Extract every line that includes the string "Производственная".

====

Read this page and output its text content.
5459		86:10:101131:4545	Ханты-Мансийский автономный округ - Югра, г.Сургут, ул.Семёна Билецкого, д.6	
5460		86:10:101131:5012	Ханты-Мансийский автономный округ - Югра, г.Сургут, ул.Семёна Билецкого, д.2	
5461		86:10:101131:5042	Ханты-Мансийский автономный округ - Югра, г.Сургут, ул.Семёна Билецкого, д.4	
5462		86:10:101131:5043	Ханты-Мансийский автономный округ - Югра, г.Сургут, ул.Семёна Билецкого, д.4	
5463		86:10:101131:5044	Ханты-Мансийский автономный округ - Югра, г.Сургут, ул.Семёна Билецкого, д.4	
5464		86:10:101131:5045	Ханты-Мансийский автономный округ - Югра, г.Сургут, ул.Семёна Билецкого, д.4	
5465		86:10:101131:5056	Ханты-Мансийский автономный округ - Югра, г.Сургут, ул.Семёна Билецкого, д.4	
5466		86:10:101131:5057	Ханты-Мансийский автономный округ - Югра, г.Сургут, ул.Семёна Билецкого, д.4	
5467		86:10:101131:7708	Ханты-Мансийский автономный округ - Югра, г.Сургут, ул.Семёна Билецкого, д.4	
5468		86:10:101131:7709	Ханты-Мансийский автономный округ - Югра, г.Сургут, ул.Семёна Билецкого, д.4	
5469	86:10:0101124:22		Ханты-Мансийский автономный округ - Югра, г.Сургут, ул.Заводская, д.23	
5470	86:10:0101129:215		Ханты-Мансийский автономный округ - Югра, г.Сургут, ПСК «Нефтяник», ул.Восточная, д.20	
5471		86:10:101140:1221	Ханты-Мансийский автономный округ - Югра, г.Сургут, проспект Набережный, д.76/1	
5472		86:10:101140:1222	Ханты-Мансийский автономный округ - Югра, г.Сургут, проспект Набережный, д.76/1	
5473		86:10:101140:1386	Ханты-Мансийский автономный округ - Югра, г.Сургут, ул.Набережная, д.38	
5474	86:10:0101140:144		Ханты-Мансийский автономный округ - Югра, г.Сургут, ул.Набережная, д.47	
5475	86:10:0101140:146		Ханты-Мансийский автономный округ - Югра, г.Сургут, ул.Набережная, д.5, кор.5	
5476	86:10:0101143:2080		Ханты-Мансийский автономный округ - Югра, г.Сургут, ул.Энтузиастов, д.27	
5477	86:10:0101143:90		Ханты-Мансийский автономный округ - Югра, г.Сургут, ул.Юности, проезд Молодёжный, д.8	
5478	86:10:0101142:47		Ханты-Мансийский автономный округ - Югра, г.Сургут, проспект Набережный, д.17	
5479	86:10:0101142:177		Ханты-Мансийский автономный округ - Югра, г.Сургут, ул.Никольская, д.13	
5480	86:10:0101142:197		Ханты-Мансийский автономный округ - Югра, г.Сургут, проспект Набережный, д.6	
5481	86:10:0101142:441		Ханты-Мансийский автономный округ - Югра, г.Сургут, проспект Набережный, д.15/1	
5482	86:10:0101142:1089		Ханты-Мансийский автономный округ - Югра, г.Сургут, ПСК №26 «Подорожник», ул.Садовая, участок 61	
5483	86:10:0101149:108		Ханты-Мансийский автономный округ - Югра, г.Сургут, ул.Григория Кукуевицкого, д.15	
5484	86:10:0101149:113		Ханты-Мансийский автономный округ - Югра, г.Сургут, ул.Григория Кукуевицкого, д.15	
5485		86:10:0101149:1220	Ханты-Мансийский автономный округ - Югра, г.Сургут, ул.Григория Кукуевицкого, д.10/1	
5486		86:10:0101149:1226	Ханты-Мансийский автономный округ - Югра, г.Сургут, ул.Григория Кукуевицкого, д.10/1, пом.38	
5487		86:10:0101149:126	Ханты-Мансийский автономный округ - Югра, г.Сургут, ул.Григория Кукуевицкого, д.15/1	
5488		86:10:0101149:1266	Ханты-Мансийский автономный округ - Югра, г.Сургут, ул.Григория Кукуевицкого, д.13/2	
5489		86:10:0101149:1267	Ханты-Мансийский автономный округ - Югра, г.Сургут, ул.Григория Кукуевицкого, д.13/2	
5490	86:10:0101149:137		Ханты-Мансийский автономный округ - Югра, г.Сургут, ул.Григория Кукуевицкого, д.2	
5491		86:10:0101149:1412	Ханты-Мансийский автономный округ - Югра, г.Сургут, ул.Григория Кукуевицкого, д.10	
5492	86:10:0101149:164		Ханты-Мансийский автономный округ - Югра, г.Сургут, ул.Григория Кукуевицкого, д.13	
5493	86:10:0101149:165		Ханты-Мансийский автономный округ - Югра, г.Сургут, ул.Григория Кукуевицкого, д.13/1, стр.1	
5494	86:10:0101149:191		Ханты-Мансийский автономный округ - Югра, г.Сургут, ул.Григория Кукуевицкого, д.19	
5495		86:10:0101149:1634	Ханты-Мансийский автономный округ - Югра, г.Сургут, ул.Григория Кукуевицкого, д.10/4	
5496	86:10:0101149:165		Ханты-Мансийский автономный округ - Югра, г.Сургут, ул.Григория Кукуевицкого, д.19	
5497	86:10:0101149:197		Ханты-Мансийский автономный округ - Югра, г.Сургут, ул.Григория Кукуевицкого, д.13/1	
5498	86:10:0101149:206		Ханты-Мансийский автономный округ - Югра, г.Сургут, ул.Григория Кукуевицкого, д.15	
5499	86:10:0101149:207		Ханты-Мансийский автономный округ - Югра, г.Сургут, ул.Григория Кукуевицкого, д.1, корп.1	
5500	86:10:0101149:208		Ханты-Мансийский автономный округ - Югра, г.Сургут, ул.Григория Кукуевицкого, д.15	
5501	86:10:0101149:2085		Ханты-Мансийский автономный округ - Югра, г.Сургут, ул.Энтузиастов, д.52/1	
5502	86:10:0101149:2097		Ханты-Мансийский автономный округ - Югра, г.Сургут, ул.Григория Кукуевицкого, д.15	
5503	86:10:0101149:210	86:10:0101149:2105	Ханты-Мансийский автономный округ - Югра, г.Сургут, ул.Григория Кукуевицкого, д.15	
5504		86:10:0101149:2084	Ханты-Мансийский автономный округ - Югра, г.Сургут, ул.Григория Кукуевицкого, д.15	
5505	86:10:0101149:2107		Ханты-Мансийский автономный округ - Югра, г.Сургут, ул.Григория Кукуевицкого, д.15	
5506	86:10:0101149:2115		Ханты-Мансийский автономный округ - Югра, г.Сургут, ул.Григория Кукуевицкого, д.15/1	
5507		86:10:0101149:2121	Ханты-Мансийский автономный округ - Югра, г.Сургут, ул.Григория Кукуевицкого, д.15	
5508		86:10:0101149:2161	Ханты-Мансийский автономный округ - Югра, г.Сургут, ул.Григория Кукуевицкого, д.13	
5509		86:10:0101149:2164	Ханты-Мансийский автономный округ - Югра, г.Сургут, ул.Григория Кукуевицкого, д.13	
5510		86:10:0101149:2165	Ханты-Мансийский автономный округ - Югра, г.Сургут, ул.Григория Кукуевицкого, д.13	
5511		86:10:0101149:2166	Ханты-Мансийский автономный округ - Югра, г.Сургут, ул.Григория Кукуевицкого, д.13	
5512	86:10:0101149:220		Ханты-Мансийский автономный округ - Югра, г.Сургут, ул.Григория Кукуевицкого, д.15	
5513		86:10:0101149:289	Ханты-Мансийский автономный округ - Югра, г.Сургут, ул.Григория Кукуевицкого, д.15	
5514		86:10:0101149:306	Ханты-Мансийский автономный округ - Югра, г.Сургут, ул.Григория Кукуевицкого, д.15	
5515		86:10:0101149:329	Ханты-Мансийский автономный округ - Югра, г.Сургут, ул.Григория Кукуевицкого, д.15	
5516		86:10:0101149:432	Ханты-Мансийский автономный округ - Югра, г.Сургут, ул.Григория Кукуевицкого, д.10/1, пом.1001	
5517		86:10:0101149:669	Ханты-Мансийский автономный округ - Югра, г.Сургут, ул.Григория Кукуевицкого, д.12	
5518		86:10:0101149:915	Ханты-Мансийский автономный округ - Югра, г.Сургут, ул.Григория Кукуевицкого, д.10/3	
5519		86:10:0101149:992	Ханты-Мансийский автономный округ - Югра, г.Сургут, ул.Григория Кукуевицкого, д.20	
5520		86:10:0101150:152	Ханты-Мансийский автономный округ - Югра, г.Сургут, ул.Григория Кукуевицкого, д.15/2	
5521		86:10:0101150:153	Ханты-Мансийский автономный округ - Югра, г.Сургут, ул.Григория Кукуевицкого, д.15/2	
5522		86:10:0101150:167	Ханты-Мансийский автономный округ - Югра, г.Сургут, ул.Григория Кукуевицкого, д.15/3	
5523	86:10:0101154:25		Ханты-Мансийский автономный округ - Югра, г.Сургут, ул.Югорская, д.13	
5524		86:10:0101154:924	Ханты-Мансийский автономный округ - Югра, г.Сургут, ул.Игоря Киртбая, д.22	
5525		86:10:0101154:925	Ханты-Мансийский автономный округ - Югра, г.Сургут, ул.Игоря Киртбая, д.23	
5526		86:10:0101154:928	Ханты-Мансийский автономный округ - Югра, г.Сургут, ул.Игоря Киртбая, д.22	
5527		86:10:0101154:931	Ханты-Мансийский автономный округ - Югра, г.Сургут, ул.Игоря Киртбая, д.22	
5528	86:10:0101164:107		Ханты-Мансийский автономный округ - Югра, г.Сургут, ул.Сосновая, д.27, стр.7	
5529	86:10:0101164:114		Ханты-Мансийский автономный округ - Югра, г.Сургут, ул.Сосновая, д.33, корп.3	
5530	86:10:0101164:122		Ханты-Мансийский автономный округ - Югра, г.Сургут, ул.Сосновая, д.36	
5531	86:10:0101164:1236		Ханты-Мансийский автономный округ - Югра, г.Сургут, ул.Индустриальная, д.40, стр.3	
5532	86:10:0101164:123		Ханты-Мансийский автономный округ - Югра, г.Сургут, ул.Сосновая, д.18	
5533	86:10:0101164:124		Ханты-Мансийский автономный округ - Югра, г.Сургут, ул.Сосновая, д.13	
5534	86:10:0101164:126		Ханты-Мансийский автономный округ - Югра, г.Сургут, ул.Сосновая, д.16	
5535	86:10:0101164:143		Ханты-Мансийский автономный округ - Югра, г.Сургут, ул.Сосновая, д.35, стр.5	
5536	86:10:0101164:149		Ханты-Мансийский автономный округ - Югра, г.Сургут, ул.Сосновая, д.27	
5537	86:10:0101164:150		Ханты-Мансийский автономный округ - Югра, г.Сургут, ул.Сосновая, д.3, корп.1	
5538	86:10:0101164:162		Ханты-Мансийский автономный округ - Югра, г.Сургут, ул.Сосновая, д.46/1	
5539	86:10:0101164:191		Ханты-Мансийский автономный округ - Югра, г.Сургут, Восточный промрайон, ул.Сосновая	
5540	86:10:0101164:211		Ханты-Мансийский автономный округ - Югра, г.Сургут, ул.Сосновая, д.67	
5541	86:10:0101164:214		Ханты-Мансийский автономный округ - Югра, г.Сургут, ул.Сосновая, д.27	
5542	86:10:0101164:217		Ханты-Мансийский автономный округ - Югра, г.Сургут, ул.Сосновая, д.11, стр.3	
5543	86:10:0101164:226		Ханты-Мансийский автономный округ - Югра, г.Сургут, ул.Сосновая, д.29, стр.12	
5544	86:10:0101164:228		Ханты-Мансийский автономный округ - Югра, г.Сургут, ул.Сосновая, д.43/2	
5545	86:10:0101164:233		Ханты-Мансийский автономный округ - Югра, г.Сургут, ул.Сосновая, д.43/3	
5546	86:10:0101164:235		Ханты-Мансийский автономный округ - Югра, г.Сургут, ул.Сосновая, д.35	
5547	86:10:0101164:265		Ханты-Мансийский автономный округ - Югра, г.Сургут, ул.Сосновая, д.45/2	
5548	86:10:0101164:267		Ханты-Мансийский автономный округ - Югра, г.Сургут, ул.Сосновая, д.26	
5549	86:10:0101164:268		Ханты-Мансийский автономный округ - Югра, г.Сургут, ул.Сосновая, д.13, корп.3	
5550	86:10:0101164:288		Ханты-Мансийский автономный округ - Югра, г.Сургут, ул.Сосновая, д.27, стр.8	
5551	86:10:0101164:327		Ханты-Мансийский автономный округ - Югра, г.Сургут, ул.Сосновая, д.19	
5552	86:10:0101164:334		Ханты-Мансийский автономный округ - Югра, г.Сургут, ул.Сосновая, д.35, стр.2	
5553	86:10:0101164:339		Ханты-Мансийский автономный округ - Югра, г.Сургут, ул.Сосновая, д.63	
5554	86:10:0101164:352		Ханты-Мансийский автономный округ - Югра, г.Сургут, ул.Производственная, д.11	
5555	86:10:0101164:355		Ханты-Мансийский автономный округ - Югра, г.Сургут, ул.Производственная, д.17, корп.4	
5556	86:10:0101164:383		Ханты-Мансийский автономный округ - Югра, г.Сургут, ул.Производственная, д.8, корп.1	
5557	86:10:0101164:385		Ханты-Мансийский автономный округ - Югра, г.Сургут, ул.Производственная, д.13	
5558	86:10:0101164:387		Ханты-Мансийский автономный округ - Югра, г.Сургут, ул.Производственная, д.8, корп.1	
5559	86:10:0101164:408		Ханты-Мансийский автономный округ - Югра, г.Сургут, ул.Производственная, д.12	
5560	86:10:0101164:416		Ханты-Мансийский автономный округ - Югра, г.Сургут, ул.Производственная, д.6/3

====

◆ Reply to the task:
5554	86:10:0101164:352		Ханты-Мансийский автономный округ - Югра, г.Сургут, ул.Производственная, д.11	
5555	86:10:0101164:355		Ханты-Мансийский автономный округ - Югра, г.Сургут, ул.Производственная, д.17, корп.4	
5556	86:10:0101164:383		Ханты-Мансийский автономный округ - Югра, г.Сургут, ул.Производственная, д.8, корп.1	
5557	86:10:0101164:385		Ханты-Мансийский автономный округ - Югра, г.Сургут, ул.Производственная, д.13	
5558	86:10:0101164:387		Ханты-Мансийский автономный округ - Югра, г.Сургут, ул.Производственная, д.8, корп.1	
5559	86:10:0101164:408		Ханты-Мансийский автономный округ - Югра, г.Сургут, ул.Производственная, д.12	
5560	86:10:0101164:416		Ханты-Мансийский автономный округ - Югра, г.Сургут, ул.Производственная, д.6/3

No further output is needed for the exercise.